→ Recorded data
· · · · · · ·

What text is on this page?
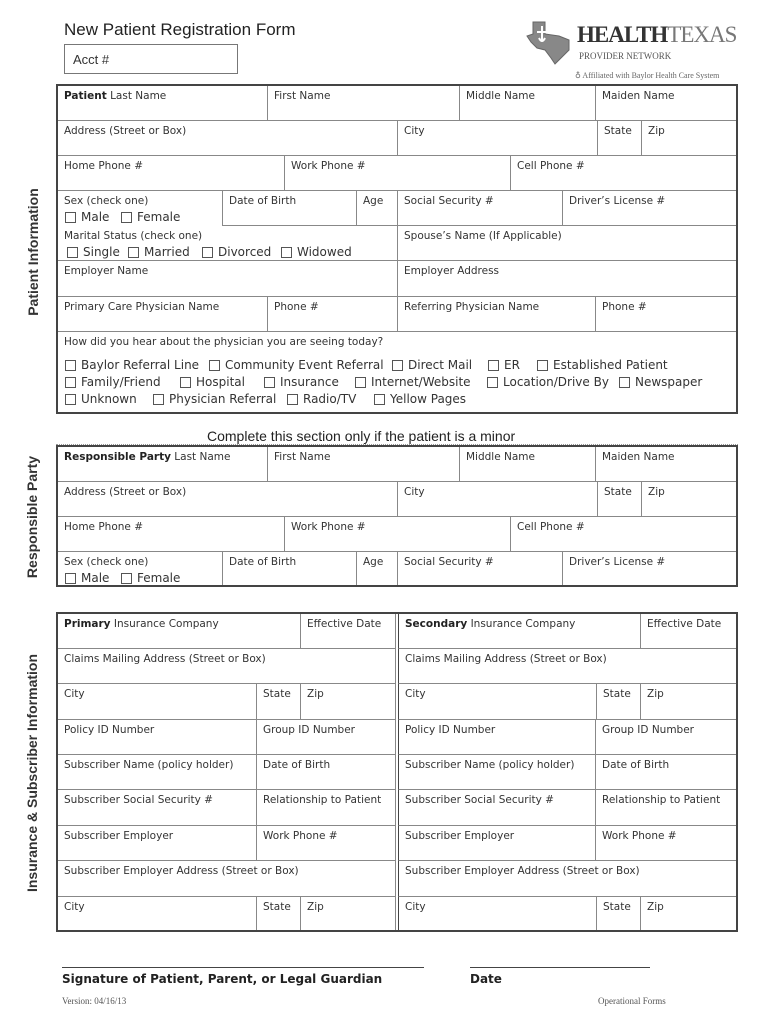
New Patient Registration Form
Acct #
HEALTHTEXAS
PROVIDER NETWORK
♁ Affiliated with Baylor Health Care System
Patient Information
Responsible Party
Insurance & Subscriber Information
Patient Last Name	First Name	Middle Name	Maiden Name
Address (Street or Box)	City	State	Zip
Home Phone #	Work Phone #	Cell Phone #
Sex (check one)
Male Female
Date of Birth	Age	Social Security #	Driver’s License #
Marital Status (check one)
Single Married Divorced Widowed
Spouse’s Name (If Applicable)
Employer Name	Employer Address
Primary Care Physician Name	Phone #	Referring Physician Name	Phone #
How did you hear about the physician you are seeing today?
Baylor Referral Line Community Event Referral Direct Mail	ER	Established Patient
Family/Friend	Hospital	Insurance	Internet/Website	Location/Drive By Newspaper
Unknown	Physician Referral Radio/TV	Yellow Pages
Complete this section only if the patient is a minor
Responsible Party Last Name	First Name	Middle Name	Maiden Name
Address (Street or Box)	City	State	Zip
Home Phone #	Work Phone #	Cell Phone #
Sex (check one)
Male Female
Date of Birth	Age	Social Security #	Driver’s License #
Primary Insurance Company	Effective Date
Claims Mailing Address (Street or Box)
City	State	Zip
Policy ID Number	Group ID Number
Subscriber Name (policy holder)	Date of Birth
Subscriber Social Security #	Relationship to Patient
Subscriber Employer	Work Phone #
Subscriber Employer Address (Street or Box)
City	State	Zip
Secondary Insurance Company	Effective Date
Claims Mailing Address (Street or Box)
City	State	Zip
Policy ID Number	Group ID Number
Subscriber Name (policy holder)	Date of Birth
Subscriber Social Security #	Relationship to Patient
Subscriber Employer	Work Phone #
Subscriber Employer Address (Street or Box)
City	State	Zip
Signature of Patient, Parent, or Legal Guardian	Date
Version: 04/16/13	Operational Forms
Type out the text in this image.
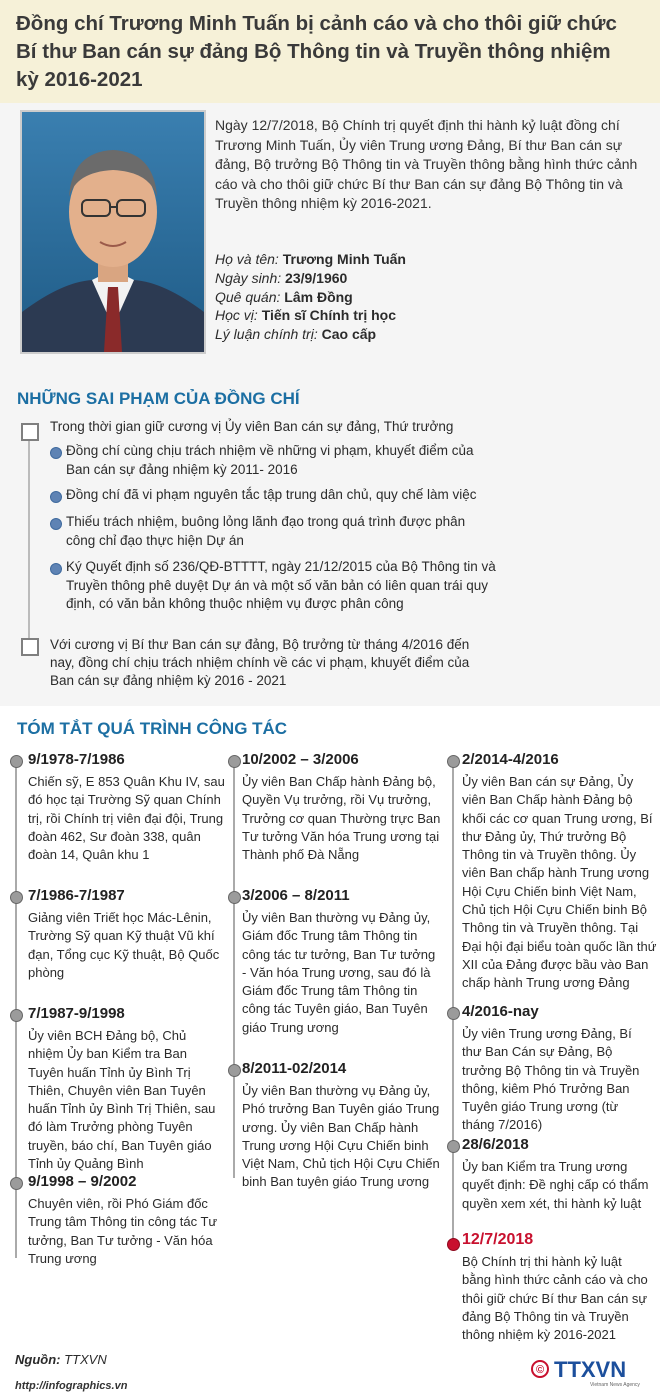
Đồng chí Trương Minh Tuấn bị cảnh cáo và cho thôi giữ chức Bí thư Ban cán sự đảng Bộ Thông tin và Truyền thông nhiệm kỳ 2016-2021
Ngày 12/7/2018, Bộ Chính trị quyết định thi hành kỷ luật đồng chí Trương Minh Tuấn, Ủy viên Trung ương Đảng, Bí thư Ban cán sự đảng, Bộ trưởng Bộ Thông tin và Truyền thông bằng hình thức cảnh cáo và cho thôi giữ chức Bí thư Ban cán sự đảng Bộ Thông tin và Truyền thông nhiệm kỳ 2016-2021.
Họ và tên: Trương Minh Tuấn
Ngày sinh: 23/9/1960
Quê quán: Lâm Đồng
Học vị: Tiến sĩ Chính trị học
Lý luận chính trị: Cao cấp
NHỮNG SAI PHẠM CỦA ĐỒNG CHÍ
Trong thời gian giữ cương vị Ủy viên Ban cán sự đảng, Thứ trưởng
Đồng chí cùng chịu trách nhiệm về những vi phạm, khuyết điểm của Ban cán sự đảng nhiệm kỳ 2011- 2016
Đồng chí đã vi phạm nguyên tắc tập trung dân chủ, quy chế làm việc
Thiếu trách nhiệm, buông lỏng lãnh đạo trong quá trình được phân công chỉ đạo thực hiện Dự án
Ký Quyết định số 236/QĐ-BTTTT, ngày 21/12/2015 của Bộ Thông tin và Truyền thông phê duyệt Dự án và một số văn bản có liên quan trái quy định, có văn bản không thuộc nhiệm vụ được phân công
Với cương vị Bí thư Ban cán sự đảng, Bộ trưởng từ tháng 4/2016 đến nay, đồng chí chịu trách nhiệm chính về các vi phạm, khuyết điểm của Ban cán sự đảng nhiệm kỳ 2016 - 2021
TÓM TẮT QUÁ TRÌNH CÔNG TÁC
9/1978-7/1986
Chiến sỹ, E 853 Quân Khu IV, sau đó học tại Trường Sỹ quan Chính trị, rồi Chính trị viên đại đội, Trung đoàn 462, Sư đoàn 338, quân đoàn 14, Quân khu 1
7/1986-7/1987
Giảng viên Triết học Mác-Lênin, Trường Sỹ quan Kỹ thuật Vũ khí đạn, Tổng cục Kỹ thuật, Bộ Quốc phòng
7/1987-9/1998
Ủy viên BCH Đảng bộ, Chủ nhiệm Ủy ban Kiểm tra Ban Tuyên huấn Tỉnh ủy Bình Trị Thiên, Chuyên viên Ban Tuyên huấn Tỉnh ủy Bình Trị Thiên, sau đó làm Trưởng phòng Tuyên truyền, báo chí, Ban Tuyên giáo Tỉnh ủy Quảng Bình
9/1998 – 9/2002
Chuyên viên, rồi Phó Giám đốc Trung tâm Thông tin công tác Tư tưởng, Ban Tư tưởng - Văn hóa Trung ương
10/2002 – 3/2006
Ủy viên Ban Chấp hành Đảng bộ, Quyền Vụ trưởng, rồi Vụ trưởng, Trưởng cơ quan Thường trực Ban Tư tưởng Văn hóa Trung ương tại Thành phố Đà Nẵng
3/2006 – 8/2011
Ủy viên Ban thường vụ Đảng ủy, Giám đốc Trung tâm Thông tin công tác tư tưởng, Ban Tư tưởng - Văn hóa Trung ương, sau đó là Giám đốc Trung tâm Thông tin công tác Tuyên giáo, Ban Tuyên giáo Trung ương
8/2011-02/2014
Ủy viên Ban thường vụ Đảng ủy, Phó trưởng Ban Tuyên giáo Trung ương. Ủy viên Ban Chấp hành Trung ương Hội Cựu Chiến binh Việt Nam, Chủ tịch Hội Cựu Chiến binh Ban tuyên giáo Trung ương
2/2014-4/2016
Ủy viên Ban cán sự Đảng, Ủy viên Ban Chấp hành Đảng bộ khối các cơ quan Trung ương, Bí thư Đảng ủy, Thứ trưởng Bộ Thông tin và Truyền thông. Ủy viên Ban chấp hành Trung ương Hội Cựu Chiến binh Việt Nam, Chủ tịch Hội Cựu Chiến binh Bộ Thông tin và Truyền thông. Tại Đại hội đại biểu toàn quốc lần thứ XII của Đảng được bầu vào Ban chấp hành Trung ương Đảng
4/2016-nay
Ủy viên Trung ương Đảng, Bí thư Ban Cán sự Đảng, Bộ trưởng Bộ Thông tin và Truyền thông, kiêm Phó Trưởng Ban Tuyên giáo Trung ương (từ tháng 7/2016)
28/6/2018
Ủy ban Kiểm tra Trung ương quyết định: Đề nghị cấp có thẩm quyền xem xét, thi hành kỷ luật
12/7/2018
Bộ Chính trị thi hành kỷ luật bằng hình thức cảnh cáo và cho thôi giữ chức Bí thư Ban cán sự đảng Bộ Thông tin và Truyền thông nhiệm kỳ 2016-2021
Nguồn: TTXVN
http://infographics.vn
© TTXVN
Vietnam News Agency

· · · · · · ·

→ WORK TO COMPLETE
From the listing above, copy every line that holds the string "Party".

→ FINAL ANSWER
Responsible Party
Responsible Party Last Name	First Name	Middle Name	Maiden Name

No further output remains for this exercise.